What you have to do → Transcribe the full listing exactly, and drop every picture.
+++ Dataset records +++
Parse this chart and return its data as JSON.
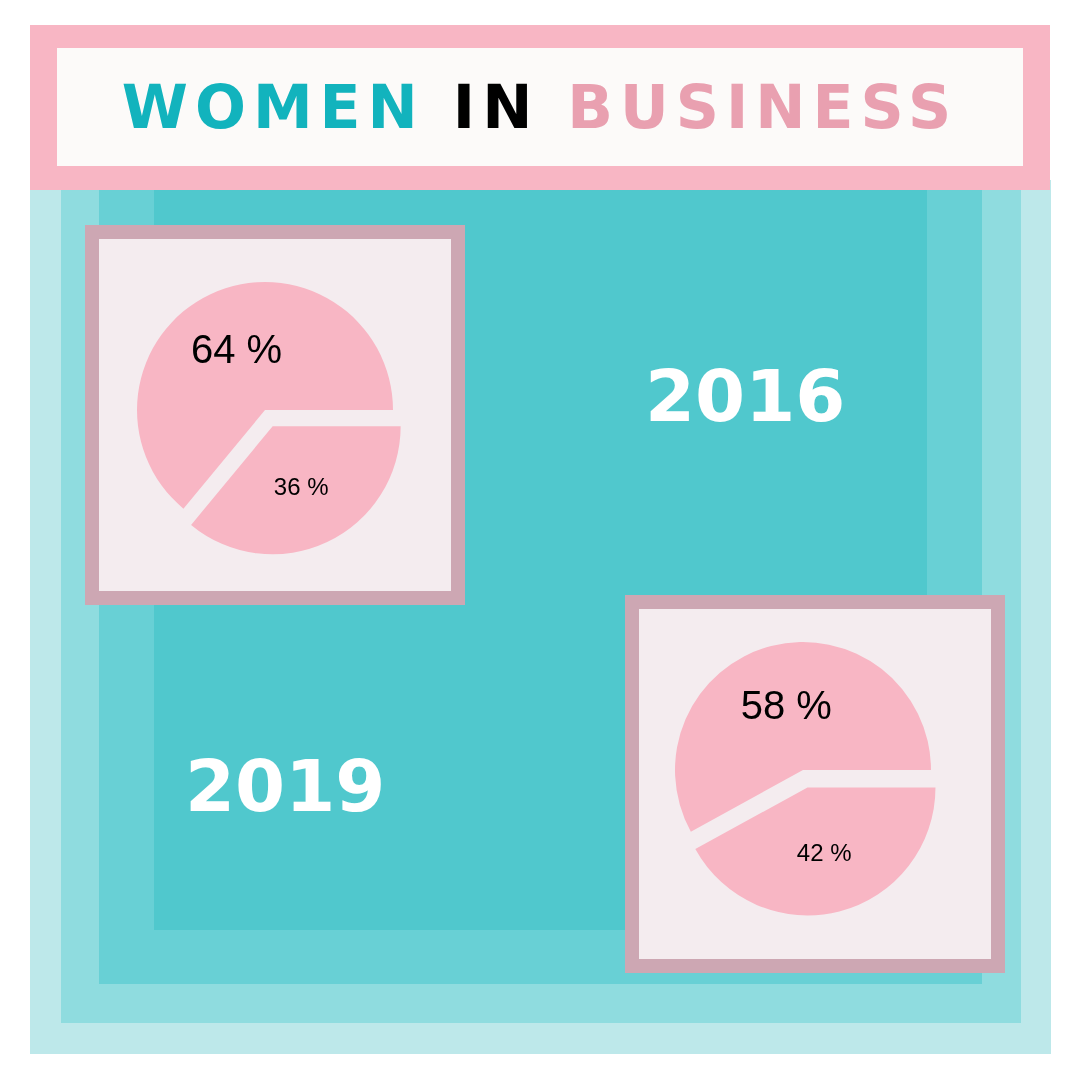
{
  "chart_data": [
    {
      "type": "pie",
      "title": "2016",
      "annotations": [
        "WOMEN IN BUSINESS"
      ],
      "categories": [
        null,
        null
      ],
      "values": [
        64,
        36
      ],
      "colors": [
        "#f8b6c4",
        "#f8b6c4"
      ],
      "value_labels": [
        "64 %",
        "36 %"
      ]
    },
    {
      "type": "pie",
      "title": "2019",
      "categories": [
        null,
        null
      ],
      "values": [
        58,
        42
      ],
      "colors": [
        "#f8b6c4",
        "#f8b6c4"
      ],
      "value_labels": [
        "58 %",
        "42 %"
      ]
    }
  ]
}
+++
Full answer →
Parse this chart and return its data as JSON.
{
  "chart_data": [
    {
      "type": "pie",
      "title": "2016",
      "annotations": [
        "WOMEN IN BUSINESS"
      ],
      "categories": [
        null,
        null
      ],
      "values": [
        64,
        36
      ],
      "colors": [
        "#f8b6c4",
        "#f8b6c4"
      ],
      "value_labels": [
        "64 %",
        "36 %"
      ]
    },
    {
      "type": "pie",
      "title": "2019",
      "categories": [
        null,
        null
      ],
      "values": [
        58,
        42
      ],
      "colors": [
        "#f8b6c4",
        "#f8b6c4"
      ],
      "value_labels": [
        "58 %",
        "42 %"
      ]
    }
  ]
}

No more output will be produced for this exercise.